What is asked -> For each line below that includes the word "style", make a copy.

Extracted material ->
——
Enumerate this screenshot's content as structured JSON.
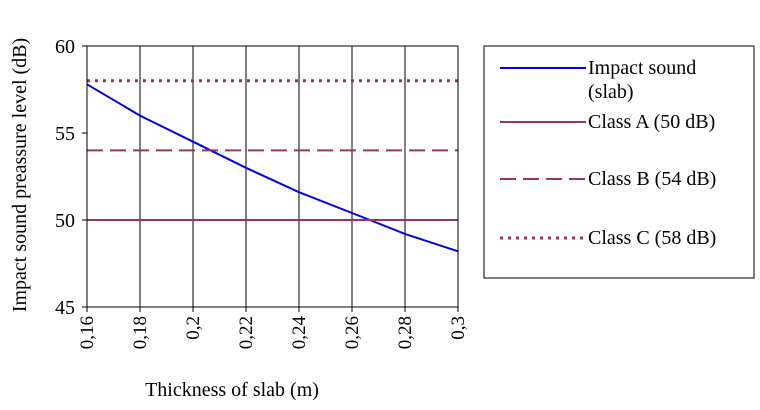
{
  "chart_data": {
    "type": "line",
    "xlabel": "Thickness of slab (m)",
    "ylabel": "Impact sound preassure level (dB)",
    "x_ticks": [
      "0,16",
      "0,18",
      "0,2",
      "0,22",
      "0,24",
      "0,26",
      "0,28",
      "0,3"
    ],
    "y_ticks": [
      "45",
      "50",
      "55",
      "60"
    ],
    "xlim": [
      0.16,
      0.3
    ],
    "ylim": [
      45,
      60
    ],
    "grid": "vertical",
    "legend_position": "right",
    "series": [
      {
        "name": "Impact sound (slab)",
        "name_lines": [
          "Impact sound",
          "(slab)"
        ],
        "color": "#0000ee",
        "style": "solid",
        "x": [
          0.16,
          0.18,
          0.2,
          0.22,
          0.24,
          0.26,
          0.28,
          0.3
        ],
        "y": [
          57.8,
          56.0,
          54.5,
          53.0,
          51.6,
          50.4,
          49.2,
          48.2
        ]
      },
      {
        "name": "Class A (50 dB)",
        "name_lines": [
          "Class A (50 dB)"
        ],
        "color": "#993366",
        "style": "solid",
        "x": [
          0.16,
          0.3
        ],
        "y": [
          50,
          50
        ]
      },
      {
        "name": "Class B (54 dB)",
        "name_lines": [
          "Class B (54 dB)"
        ],
        "color": "#993366",
        "style": "dashed",
        "x": [
          0.16,
          0.3
        ],
        "y": [
          54,
          54
        ]
      },
      {
        "name": "Class C (58 dB)",
        "name_lines": [
          "Class C (58 dB)"
        ],
        "color": "#993366",
        "style": "dotted",
        "x": [
          0.16,
          0.3
        ],
        "y": [
          58,
          58
        ]
      }
    ]
  }
}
——
Response ->
        "style": "solid",
        "style": "solid",
        "style": "dashed",
        "style": "dotted",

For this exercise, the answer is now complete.